→ DATASET EXCERPTS
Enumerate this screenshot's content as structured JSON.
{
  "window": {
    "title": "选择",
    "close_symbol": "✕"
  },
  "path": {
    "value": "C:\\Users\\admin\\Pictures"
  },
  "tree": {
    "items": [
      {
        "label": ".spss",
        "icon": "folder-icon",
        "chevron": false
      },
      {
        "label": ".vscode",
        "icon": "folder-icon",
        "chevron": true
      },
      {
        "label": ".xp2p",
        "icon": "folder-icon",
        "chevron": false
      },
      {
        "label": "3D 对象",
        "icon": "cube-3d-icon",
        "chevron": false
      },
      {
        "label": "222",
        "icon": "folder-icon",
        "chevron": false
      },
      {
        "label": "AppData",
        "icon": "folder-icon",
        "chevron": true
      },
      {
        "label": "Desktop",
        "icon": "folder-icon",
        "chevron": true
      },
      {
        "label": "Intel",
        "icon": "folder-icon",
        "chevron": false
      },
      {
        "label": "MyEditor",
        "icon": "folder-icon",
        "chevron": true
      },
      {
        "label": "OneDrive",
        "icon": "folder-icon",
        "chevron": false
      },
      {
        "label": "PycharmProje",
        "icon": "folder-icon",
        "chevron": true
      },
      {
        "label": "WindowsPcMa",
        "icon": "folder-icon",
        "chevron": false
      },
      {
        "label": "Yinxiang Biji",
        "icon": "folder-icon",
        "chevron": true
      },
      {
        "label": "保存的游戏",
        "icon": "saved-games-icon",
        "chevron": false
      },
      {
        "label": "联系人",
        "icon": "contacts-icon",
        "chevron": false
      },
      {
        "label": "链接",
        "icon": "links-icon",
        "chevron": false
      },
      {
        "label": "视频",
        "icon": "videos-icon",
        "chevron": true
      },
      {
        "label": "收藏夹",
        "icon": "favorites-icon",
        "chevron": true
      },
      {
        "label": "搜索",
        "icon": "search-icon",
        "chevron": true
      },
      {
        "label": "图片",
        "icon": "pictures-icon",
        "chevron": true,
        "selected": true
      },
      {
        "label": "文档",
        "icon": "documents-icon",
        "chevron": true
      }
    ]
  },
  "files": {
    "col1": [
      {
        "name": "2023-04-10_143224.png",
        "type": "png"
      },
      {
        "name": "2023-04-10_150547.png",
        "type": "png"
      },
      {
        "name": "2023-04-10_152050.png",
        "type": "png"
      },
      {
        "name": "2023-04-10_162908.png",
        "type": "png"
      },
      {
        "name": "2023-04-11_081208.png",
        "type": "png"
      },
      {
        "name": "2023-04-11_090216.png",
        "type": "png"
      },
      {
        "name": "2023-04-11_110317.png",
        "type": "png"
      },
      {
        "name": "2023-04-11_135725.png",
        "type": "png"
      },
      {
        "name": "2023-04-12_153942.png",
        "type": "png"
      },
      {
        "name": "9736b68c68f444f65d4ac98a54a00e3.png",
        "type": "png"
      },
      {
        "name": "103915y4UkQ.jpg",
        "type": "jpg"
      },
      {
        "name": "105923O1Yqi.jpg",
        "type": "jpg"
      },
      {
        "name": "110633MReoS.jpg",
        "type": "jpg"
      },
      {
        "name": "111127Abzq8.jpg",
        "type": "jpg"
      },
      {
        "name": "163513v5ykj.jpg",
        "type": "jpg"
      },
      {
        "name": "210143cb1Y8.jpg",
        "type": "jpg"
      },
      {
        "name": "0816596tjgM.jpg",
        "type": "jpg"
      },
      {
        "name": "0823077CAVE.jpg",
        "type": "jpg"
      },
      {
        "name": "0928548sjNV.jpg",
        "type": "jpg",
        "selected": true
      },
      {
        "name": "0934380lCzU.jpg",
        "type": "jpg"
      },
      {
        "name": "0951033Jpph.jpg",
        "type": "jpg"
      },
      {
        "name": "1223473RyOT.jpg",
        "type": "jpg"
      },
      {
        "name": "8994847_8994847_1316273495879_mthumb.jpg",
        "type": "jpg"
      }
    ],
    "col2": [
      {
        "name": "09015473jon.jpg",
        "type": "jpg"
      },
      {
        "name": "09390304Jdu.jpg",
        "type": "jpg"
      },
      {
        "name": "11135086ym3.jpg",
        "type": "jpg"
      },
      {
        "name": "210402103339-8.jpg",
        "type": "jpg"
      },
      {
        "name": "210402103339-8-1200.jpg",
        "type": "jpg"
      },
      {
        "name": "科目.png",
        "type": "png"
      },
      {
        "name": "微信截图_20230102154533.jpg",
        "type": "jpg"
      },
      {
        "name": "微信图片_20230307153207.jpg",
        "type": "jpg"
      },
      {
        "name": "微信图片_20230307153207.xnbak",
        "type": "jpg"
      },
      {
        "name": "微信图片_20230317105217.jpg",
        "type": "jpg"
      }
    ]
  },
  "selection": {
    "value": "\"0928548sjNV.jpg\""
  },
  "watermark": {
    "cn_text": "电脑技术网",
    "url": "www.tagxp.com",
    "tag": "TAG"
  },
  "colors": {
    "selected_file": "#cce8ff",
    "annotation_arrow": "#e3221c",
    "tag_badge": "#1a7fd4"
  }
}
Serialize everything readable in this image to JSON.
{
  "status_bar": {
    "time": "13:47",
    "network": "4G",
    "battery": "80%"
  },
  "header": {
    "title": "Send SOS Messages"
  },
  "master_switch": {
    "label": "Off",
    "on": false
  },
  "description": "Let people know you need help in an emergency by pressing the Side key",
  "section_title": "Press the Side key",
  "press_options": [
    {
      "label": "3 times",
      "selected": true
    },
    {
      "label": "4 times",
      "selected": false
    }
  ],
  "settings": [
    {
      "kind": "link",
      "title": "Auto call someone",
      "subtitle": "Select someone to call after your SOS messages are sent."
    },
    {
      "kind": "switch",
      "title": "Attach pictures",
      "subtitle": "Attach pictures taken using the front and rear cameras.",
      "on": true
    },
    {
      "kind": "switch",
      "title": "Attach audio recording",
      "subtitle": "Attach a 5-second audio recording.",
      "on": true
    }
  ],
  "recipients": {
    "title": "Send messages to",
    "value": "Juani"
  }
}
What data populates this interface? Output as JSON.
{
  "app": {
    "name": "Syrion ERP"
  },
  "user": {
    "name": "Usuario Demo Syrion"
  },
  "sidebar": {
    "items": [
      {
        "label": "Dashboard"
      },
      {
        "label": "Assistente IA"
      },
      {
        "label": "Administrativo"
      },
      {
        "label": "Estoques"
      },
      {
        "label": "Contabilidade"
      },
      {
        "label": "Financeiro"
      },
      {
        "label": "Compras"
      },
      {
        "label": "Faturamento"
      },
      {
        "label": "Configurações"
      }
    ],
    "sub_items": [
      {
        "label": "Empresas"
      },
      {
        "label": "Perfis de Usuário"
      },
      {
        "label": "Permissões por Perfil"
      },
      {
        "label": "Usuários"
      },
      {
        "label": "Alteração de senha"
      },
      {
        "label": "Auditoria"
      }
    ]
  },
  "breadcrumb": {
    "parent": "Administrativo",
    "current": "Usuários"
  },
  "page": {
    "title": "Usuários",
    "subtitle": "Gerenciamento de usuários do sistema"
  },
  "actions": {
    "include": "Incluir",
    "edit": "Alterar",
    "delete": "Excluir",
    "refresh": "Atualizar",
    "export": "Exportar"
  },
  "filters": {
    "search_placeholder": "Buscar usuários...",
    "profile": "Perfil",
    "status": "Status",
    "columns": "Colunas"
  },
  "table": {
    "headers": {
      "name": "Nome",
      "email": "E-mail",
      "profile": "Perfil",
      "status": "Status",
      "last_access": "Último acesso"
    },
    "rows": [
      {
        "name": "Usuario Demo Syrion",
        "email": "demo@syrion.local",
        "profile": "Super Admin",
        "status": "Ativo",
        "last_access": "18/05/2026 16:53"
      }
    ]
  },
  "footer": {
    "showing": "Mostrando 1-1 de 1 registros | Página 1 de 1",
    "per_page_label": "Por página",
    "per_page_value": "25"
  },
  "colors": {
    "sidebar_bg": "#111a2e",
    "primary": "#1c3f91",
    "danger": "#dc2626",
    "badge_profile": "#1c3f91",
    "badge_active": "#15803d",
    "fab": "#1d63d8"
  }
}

→ TASK DETAILS
Wherever "email" shows up in a line, copy that line.

→ FULL RESPONSE
      "email": "E-mail",
        "email": "demo@syrion.local",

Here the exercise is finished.